Page:
= = = =

You asked us to review DOD's participation in domestic military
missions. We will issue a final report on this issue later this spring.
My testimony today is based on the preliminary work that we have
completed to date on your request. I will address (1) the primary
differences in military and nonmilitary missions; (2) how DOD evaluates
requests for nonmilitary missions; (3) how the 1878 Posse Comitatus Act
impacts DOD's nonmilitary missions; (4) whether current management
organizations, plans, and forces are adequate to support DOD's domestic
missions; and (5) the impact of overseas and domestic missions on
military personnel tempo.[Footnote 1] To determine the differences in
DOD's missions and how DOD evaluates mission requests, we reviewed
appropriate guidance and directives specifying mission types, and
discussed these issues with knowledgeable officials. To identify legal
constraints on DOD's nonmilitary missions, we reviewed the 1878 Posse
Comitatus Act and related laws. To determine the adequacy of
organizations, plans, and forces, we reviewed DOD reorganizations,
visited the new U.S. Northern Command, reviewed campaign plans and
related documents, and compared the types of missions performed by
forces with their primary missions. Finally, to determine the impact of
domestic or overseas missions on personnel tempo, we obtained personnel
tempo databases from DOD for the period October 2000 through December
2002 (the most recent data available) and analyzed the data. We
conducted this work from July 2002 through April 2003 in accordance
with generally accepted government auditing standards.
Summary:
Military missions differ from nonmilitary missions in terms of roles,
duration, discretion to accept or reject, and capabilities normally
employed. In military missions, DOD is the lead federal agency,
operates without a predefined end date, cannot reject the planned
mission, and uses combat power and combat support capabilities for
their intended purposes. Conversely, in nonmilitary missions, another
agency is generally the lead, the mission has a predefined end date,
and DOD has some discretion to reject the requested mission and uses
military capabilities in a noncombat manner to augment U.S. civil
authorities' capabilities.
DOD evaluates all requests by U.S. civil authorities for military
assistance against six established criteria, including legality,
safety, funding, and impact on readiness. DOD has provided a variety of
requested nonmilitary assistance, including over 230 missions in fiscal
years 2001 and 2002, such as assisting in fighting wildfires;
recovering from tropical storms; providing post-September 11, 2001,
assistance to New York City and Virginia; and providing support for the
presidential inauguration.

= = = =

Short problem: According to the testimony, how many established criteria does DOD use to evaluate requests from U.S. civil authorities for military assistance? The listing plays no part in this work.

Supplied data:
= = = =

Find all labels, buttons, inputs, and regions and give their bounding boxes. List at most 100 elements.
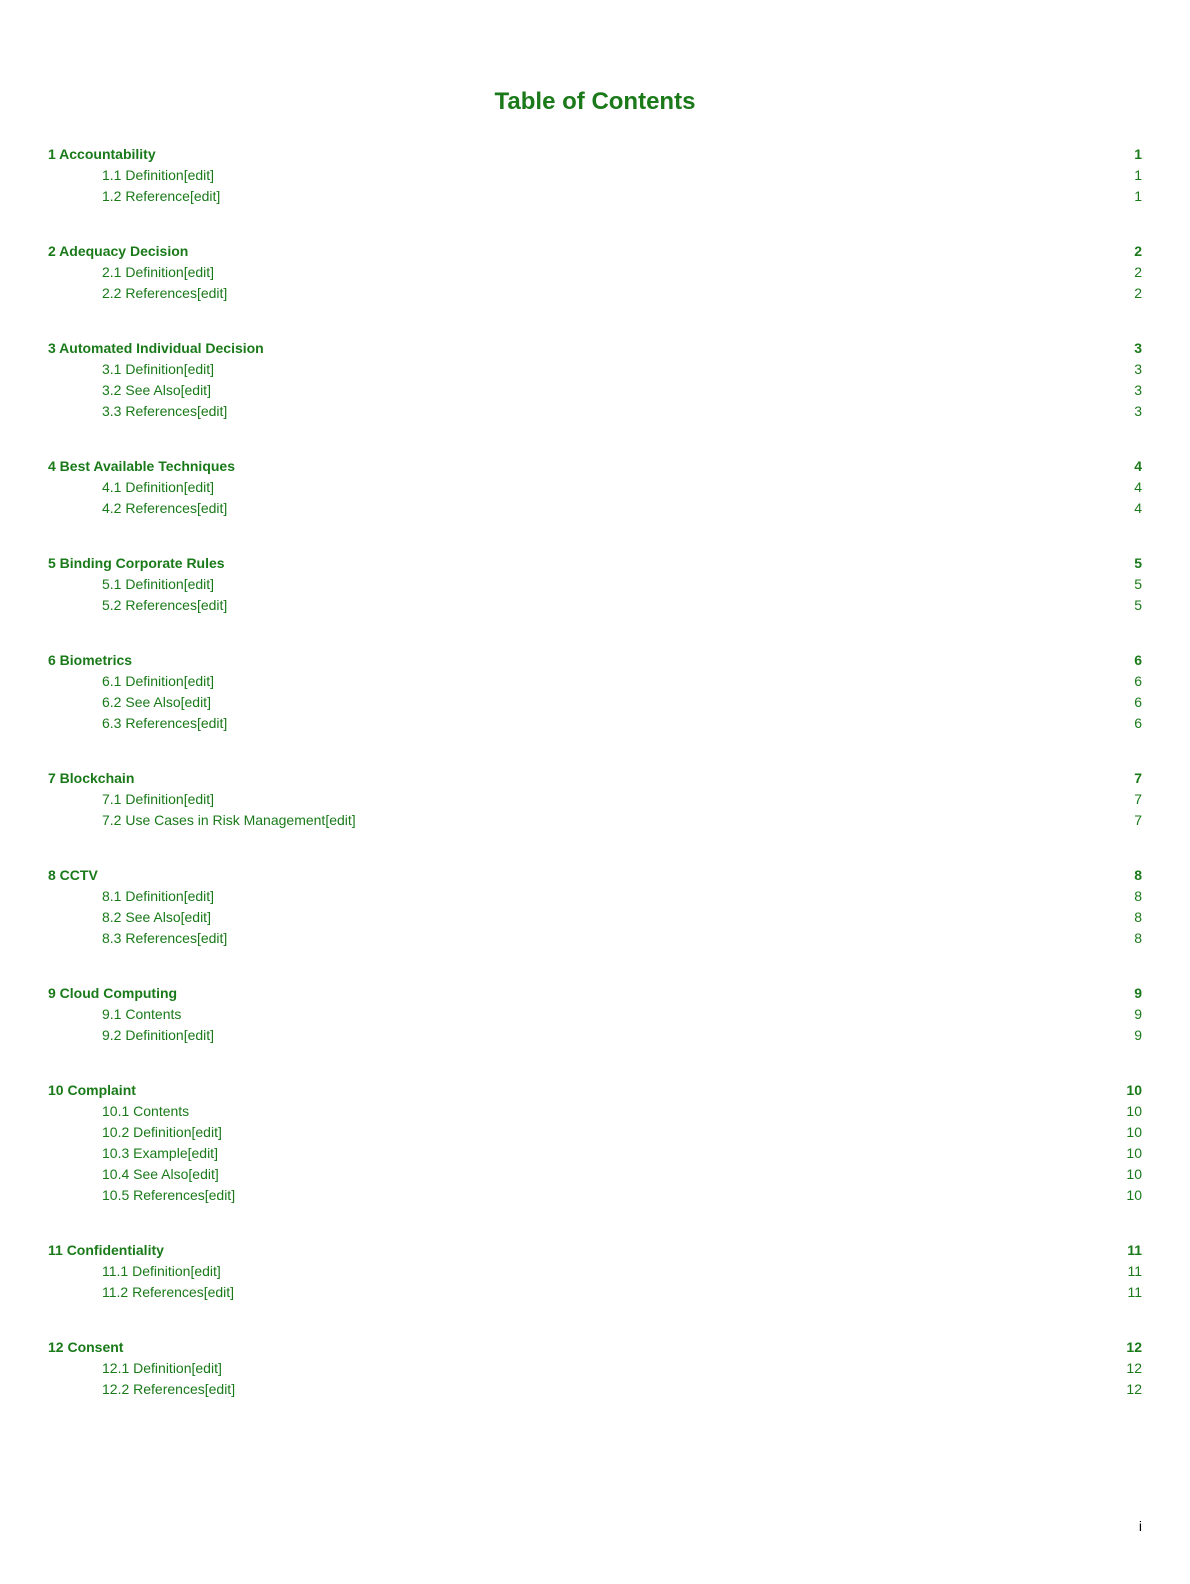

= = = =

Exercise answer: Six established criteria, including legality, safety, funding, and impact on readiness.